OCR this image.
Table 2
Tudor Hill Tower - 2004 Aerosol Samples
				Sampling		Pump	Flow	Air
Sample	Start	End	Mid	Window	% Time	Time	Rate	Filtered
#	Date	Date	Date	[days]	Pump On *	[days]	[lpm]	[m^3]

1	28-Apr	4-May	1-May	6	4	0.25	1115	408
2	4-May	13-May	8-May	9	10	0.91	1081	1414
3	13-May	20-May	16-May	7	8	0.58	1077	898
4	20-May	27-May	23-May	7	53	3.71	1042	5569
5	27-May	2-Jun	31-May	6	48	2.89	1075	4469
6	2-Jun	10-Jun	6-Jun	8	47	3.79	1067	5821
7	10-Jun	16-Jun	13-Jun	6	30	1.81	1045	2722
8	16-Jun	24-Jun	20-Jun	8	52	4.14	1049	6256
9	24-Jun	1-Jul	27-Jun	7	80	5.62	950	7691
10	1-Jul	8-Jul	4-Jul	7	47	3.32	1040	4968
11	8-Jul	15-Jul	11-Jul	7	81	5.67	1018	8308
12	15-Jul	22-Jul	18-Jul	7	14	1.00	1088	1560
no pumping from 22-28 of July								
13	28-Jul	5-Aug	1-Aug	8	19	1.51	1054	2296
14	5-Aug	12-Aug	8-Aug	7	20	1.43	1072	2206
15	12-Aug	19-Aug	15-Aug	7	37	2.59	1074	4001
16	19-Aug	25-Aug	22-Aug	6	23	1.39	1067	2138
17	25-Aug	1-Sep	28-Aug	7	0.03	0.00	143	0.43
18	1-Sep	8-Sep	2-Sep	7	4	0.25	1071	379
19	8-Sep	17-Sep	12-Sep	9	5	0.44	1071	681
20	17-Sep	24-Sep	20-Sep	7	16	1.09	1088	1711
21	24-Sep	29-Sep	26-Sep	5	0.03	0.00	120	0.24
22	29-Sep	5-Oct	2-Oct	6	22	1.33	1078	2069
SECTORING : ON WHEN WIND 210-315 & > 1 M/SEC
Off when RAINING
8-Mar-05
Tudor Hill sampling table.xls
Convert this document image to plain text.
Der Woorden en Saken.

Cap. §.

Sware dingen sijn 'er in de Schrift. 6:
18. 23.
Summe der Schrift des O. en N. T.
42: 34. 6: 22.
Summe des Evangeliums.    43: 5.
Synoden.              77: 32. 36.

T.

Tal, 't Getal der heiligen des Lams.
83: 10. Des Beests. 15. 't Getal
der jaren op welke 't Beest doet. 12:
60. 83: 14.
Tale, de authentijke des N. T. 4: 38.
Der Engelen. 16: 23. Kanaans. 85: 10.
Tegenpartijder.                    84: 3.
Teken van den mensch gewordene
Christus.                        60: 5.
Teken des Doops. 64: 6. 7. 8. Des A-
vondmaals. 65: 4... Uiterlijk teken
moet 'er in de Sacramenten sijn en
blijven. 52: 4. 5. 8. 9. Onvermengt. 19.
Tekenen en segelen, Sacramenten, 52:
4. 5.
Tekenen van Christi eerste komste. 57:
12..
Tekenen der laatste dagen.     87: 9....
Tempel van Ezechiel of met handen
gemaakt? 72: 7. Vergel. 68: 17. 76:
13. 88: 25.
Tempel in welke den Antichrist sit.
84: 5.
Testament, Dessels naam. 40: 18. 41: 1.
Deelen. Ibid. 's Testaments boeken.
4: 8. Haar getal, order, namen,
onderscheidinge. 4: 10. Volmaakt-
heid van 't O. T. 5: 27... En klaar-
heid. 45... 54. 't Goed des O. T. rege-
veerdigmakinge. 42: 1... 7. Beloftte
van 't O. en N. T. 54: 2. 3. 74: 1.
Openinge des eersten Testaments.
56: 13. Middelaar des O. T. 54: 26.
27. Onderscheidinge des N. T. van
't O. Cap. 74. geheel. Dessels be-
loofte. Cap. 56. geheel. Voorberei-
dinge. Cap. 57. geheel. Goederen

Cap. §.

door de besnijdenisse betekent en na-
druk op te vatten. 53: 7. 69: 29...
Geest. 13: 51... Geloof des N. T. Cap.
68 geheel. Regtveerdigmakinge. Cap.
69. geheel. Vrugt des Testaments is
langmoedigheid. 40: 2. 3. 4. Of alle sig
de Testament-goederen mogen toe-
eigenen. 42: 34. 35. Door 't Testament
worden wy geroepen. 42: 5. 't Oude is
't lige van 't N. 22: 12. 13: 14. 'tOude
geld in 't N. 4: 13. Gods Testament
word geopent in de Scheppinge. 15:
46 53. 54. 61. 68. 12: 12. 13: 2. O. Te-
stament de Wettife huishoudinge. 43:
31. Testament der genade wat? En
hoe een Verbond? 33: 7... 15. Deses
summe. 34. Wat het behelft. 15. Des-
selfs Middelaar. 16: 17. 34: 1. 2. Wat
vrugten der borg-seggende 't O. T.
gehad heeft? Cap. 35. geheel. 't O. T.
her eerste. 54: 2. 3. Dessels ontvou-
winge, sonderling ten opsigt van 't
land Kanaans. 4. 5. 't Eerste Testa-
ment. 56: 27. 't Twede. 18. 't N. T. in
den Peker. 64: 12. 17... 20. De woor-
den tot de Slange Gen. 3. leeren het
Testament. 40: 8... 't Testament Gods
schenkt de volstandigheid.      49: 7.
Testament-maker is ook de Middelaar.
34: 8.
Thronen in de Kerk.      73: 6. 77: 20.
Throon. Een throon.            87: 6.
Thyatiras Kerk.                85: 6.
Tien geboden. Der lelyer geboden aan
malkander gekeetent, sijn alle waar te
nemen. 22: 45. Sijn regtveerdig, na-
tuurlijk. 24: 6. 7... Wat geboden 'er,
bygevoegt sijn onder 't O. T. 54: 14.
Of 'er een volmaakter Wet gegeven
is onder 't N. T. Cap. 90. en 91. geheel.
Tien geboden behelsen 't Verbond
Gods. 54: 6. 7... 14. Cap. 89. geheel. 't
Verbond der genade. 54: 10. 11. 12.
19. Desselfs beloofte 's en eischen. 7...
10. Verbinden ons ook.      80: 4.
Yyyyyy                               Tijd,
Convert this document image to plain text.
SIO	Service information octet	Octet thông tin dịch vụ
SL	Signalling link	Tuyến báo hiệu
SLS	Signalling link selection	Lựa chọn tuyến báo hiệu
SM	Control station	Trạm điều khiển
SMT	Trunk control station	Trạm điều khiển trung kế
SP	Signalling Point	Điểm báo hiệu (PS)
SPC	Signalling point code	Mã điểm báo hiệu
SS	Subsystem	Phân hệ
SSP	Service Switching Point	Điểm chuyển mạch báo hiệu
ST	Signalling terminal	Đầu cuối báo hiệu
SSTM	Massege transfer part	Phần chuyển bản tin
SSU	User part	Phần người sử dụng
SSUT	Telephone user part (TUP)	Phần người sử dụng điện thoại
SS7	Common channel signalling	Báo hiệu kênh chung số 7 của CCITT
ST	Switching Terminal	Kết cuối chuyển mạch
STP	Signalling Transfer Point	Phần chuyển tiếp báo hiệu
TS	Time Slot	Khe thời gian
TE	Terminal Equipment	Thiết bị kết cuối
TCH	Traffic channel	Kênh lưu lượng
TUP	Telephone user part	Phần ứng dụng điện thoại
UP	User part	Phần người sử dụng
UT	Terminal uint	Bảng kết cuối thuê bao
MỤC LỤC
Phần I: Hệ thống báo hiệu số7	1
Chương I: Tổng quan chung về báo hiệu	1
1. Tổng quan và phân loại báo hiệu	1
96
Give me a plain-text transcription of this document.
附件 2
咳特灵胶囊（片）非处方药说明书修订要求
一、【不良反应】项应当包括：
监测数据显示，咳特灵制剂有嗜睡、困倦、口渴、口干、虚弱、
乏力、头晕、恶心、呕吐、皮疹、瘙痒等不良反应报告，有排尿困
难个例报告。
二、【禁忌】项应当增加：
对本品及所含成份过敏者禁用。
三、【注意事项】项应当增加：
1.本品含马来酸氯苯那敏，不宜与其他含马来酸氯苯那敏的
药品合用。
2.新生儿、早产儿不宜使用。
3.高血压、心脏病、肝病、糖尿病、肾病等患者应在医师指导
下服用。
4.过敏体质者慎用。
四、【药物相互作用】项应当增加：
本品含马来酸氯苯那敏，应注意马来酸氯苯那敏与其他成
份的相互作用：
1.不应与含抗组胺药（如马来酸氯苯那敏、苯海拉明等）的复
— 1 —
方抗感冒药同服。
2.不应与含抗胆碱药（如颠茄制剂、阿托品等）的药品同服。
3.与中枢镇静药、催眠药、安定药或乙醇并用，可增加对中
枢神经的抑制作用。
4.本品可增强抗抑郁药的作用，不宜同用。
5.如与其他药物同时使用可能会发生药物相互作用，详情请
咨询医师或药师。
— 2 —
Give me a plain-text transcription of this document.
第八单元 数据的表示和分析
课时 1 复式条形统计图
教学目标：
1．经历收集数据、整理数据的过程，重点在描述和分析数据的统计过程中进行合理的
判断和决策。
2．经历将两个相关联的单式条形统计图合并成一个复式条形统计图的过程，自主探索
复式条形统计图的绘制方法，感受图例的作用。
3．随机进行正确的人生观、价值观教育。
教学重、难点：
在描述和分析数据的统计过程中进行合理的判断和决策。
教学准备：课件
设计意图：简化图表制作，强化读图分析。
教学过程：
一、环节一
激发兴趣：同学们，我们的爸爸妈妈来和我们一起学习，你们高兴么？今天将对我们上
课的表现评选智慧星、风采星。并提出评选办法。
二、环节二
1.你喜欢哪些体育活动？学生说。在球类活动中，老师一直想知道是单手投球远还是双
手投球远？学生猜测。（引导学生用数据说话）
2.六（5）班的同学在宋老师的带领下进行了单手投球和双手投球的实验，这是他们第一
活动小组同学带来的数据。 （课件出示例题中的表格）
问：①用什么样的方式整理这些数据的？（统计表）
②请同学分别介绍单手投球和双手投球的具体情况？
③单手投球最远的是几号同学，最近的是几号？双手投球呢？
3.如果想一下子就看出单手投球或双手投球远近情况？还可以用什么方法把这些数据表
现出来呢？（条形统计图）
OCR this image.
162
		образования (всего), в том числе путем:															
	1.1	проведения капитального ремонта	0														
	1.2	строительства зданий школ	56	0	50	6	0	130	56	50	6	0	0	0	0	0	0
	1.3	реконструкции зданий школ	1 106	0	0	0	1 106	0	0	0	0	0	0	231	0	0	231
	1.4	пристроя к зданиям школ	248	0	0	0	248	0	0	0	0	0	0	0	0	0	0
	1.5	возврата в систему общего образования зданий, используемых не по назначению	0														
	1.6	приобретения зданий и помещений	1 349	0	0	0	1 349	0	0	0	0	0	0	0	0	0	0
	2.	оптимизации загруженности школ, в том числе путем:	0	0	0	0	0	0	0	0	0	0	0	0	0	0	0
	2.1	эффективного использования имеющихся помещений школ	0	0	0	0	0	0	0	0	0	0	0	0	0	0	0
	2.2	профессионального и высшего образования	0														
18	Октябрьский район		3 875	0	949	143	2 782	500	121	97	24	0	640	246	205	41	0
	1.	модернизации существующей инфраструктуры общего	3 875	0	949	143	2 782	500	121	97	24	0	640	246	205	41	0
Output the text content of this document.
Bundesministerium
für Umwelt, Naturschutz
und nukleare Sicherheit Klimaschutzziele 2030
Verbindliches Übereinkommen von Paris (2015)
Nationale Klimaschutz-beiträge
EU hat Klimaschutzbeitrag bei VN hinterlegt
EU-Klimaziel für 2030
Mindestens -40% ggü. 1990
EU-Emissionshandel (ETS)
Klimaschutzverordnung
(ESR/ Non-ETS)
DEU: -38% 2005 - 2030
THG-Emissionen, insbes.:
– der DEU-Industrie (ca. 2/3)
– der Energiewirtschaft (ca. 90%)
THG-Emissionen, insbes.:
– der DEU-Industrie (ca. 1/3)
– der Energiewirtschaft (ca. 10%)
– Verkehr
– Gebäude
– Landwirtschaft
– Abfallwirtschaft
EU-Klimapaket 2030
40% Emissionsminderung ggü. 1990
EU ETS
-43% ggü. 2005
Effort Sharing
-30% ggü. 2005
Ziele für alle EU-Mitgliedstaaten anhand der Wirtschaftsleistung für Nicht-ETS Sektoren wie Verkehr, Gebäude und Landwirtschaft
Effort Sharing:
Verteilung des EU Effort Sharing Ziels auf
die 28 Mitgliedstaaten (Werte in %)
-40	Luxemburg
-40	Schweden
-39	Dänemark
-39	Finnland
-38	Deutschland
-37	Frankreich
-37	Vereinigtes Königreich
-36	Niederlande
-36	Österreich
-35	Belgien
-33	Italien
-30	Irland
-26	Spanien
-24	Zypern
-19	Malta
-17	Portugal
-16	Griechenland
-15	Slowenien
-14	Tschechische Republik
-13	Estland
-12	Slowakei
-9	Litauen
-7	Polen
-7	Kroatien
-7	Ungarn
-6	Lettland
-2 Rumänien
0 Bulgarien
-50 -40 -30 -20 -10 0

___

### Written instruction
Identify each line of the material where the word "geheel" shows up, and copy it.

### Problem solution
't O. Cap. 74. geheel. Dessels be-
loofte. Cap. 56. geheel. Voorberei-
dinge. Cap. 57. geheel. Goederen
68 geheel. Regtveerdigmakinge. Cap.
69. geheel. Vrugt des Testaments is
gehad heeft? Cap. 35. geheel. 't O. T.
is onder 't N. T. Cap. 90. en 91. geheel.
Gods. 54: 6. 7... 14. Cap. 89. geheel. 't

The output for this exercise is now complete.